++++ Fragmento de página

Ahora bien, la composición y los niveles de contaminación son distintos dependiendo del lugar si consideramos variables como la intensidad del tráfico, proporción de vehículos diésel y de gasolina, el mapa urbanístico y las condiciones climáticas. El problema es que, más allá de los límites permitidos por cada legislación y la propia OMS respecto de la emisión de partículas, expertos aseguran que no existen niveles mínimos de contaminación que proporcionen seguridad y que no afecten a la salud.

En este contexto, una reciente investigación aporta importantes datos en relación a la influencia de la contaminación, en este caso, sobre la salud mental. De acuerdo a lo que publica The Lancet (doi: 10.1016/S0140-6736(16)32399-6), las personas que viven cerca de autopistas donde existe un intenso tráfico vehicular son más propensas a desarrollar algún tipo de demencia senil como el alzhéimer. La información cobra relevancia si se considera que hasta un tercio de los factores de riesgo de la demencia siguen sin identificar.

Son varios los estudios que apuntan a la contaminación atmosférica y acústica como factores causantes de la enfermedad. La Agencia de Salud Pública de Ontario (Canadá) se propuso ahondar en esta línea y se dedicó a estudiar durante una década a la población de esa provincia. Con este propósito se establecieron cinco distancias desde la carretera: menos de 50 metros, de 50 a 100 metros, de 101 a 200, de 201 a 300 y más de 300. Las personas que viven a menos de 50 metros tienen hasta un siete por ciento más de riesgo de sufrir demencia, un cuatro por ciento más los que residen a 50-100 metros y, finalmente, sólo un 2% más los que habitan a 101-200 metros. El dióxido de carbono y las partículas finas en suspensión tendrían un alto grado de responsabilidad.

++++++++

Instrucciones de trabajo ::
1. Según el fragmento sobre contaminación y demencia, ¿cuánto más riesgo de sufrir demencia tienen las personas que viven a menos de 50 metros de la carretera?
2. Prosigue el fragmento sobre contaminación y demencia a partir de su última oración.
Las filas no intervienen en esta parte.

++++ Material proporcionado

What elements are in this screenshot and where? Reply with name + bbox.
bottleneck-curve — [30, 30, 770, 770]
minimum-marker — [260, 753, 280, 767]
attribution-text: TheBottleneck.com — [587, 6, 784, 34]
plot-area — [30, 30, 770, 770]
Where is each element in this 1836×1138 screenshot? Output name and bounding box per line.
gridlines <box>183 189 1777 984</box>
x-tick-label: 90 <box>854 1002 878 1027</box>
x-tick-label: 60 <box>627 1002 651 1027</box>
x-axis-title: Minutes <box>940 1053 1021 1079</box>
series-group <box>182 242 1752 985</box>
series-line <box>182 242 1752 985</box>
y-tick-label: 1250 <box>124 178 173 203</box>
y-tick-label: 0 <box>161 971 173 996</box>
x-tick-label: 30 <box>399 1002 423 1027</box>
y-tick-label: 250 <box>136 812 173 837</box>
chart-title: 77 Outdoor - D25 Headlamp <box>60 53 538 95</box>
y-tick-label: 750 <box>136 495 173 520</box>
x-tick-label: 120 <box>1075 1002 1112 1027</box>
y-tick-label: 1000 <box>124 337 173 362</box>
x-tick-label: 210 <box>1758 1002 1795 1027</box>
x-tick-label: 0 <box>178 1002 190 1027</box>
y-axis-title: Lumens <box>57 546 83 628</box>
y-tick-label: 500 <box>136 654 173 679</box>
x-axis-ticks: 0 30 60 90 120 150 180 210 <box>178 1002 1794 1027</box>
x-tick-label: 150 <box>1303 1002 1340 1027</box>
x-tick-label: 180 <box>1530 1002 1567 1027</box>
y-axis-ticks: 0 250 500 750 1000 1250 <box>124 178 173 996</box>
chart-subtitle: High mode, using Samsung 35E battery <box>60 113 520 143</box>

++++++++

Resultados del ejercicio ::
1. Hasta un siete por ciento más.

2.
“Este estudio es el más grande y donde mejor se ha definido la enfermedad de la demencia. Amplía el conocimiento de los efectos negativos de la contaminación urbana y nos dice que además del ictus, el infarto de corazón, las enfermedades respiratorias o el cáncer de pulmón también interviene en la demencia. De ahí su importancia, aunque los hallazgos no son nuevos. Ya sabíamos desde hace diez años, por estudios en autopsias, de efectos propios de alzhéimer en niños más expuestos a la contaminación. Esto es porque las partículas ultrafinas del aire producen una inflamación que es común en esa enfermedad”, sostuvo Jordi Sunyer, codirector del Centro de Investigación de Epidemiología Ambiental de España.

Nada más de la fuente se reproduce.